## EXERCISE INSTRUCTIONS
Give only the number of lines in the listing below where the string "СОВРЕМЕННЫХ" occurs.

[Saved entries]
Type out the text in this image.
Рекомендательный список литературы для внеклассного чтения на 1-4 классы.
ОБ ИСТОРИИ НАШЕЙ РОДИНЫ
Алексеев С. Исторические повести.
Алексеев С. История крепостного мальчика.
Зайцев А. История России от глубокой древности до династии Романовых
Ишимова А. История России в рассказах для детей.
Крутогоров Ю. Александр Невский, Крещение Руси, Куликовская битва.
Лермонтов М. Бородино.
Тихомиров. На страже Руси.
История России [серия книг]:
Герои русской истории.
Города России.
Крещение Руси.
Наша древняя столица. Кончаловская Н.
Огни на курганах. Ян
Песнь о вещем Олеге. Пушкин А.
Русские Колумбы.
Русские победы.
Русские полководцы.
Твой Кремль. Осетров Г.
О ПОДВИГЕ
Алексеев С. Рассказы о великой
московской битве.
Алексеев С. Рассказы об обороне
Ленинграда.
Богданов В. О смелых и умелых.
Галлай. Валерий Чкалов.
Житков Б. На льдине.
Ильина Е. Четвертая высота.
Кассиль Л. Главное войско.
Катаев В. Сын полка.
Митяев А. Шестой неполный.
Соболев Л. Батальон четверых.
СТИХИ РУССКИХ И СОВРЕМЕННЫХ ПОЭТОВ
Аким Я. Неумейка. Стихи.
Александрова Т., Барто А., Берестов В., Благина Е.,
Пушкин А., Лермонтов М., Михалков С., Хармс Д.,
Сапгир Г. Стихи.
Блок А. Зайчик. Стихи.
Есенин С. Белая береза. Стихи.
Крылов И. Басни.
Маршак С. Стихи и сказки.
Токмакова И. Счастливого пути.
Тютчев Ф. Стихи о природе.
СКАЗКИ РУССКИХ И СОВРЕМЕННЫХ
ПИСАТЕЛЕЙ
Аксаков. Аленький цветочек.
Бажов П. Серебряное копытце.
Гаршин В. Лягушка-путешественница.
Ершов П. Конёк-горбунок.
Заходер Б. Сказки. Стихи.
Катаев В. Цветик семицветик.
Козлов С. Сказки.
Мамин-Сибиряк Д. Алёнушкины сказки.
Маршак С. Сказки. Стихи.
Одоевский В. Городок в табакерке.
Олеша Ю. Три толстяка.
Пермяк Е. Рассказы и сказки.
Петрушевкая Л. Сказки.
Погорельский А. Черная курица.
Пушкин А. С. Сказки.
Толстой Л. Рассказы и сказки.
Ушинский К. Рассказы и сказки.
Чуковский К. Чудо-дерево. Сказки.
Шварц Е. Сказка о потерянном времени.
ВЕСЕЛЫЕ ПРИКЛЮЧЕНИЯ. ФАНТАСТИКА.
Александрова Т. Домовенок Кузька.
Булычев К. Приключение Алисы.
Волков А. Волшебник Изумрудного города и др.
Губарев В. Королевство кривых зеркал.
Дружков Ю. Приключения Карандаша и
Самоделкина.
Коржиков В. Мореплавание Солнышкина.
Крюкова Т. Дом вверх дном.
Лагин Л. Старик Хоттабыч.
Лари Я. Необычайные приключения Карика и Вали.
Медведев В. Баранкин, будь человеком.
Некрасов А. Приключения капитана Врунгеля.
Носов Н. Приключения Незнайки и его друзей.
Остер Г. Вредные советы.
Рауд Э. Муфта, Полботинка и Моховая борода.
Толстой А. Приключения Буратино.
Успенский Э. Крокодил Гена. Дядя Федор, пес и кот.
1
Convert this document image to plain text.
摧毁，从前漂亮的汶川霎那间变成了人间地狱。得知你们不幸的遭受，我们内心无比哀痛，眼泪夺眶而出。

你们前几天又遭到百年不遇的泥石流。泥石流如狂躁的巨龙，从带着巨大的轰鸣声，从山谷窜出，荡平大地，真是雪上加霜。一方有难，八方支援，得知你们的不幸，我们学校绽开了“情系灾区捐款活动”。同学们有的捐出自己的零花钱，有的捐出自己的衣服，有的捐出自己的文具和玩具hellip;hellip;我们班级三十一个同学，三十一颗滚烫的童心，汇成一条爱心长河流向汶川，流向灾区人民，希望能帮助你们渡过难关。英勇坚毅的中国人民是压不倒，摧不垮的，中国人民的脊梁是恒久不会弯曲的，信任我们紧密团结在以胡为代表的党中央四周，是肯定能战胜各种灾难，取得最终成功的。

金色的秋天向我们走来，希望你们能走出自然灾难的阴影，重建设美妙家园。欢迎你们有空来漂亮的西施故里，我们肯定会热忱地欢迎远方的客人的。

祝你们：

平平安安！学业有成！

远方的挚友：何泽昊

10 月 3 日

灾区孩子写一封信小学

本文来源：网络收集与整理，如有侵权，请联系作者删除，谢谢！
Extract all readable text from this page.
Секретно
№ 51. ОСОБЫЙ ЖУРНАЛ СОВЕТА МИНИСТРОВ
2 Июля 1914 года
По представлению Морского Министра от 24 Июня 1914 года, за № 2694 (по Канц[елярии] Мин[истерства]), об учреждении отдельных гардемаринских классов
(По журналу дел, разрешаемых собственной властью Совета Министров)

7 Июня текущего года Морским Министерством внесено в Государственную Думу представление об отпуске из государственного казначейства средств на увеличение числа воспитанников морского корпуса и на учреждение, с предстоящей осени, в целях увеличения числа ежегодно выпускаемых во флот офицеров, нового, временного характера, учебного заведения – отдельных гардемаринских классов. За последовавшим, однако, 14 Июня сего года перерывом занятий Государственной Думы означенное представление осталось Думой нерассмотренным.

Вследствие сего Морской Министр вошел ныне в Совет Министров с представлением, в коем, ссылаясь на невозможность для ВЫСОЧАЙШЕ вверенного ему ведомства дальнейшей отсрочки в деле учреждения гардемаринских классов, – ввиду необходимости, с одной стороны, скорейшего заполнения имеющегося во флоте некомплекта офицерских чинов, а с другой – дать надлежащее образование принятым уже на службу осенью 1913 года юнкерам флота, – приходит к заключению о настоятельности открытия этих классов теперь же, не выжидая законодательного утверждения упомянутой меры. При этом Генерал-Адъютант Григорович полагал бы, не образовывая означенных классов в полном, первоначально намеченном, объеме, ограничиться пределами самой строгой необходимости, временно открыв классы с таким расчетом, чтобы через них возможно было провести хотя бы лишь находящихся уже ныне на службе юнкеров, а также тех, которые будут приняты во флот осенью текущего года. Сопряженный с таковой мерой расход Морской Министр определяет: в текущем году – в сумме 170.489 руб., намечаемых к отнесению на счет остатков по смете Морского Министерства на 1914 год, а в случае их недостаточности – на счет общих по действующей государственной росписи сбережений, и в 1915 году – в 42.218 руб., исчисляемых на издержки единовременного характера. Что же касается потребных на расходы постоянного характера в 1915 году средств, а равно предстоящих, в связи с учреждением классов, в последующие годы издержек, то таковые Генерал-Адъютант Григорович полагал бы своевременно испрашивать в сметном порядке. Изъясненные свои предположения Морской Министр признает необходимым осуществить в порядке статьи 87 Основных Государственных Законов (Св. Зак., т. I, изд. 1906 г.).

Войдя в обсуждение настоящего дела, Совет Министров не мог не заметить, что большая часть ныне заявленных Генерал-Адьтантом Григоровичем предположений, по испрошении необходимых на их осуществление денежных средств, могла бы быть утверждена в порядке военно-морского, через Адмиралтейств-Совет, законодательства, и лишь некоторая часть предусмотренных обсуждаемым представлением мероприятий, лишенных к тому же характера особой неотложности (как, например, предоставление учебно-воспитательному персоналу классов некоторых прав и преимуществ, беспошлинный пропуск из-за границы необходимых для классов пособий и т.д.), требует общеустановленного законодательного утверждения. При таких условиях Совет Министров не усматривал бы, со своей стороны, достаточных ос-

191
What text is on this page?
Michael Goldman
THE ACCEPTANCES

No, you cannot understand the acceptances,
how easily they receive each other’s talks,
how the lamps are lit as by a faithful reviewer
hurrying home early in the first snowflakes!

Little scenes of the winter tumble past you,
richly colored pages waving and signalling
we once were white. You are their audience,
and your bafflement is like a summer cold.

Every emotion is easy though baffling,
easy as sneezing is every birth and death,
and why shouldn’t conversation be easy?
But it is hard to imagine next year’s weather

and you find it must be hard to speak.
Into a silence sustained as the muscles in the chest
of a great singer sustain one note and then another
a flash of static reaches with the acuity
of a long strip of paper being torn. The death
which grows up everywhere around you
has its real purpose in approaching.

## ANSWER FOR THE TASK
2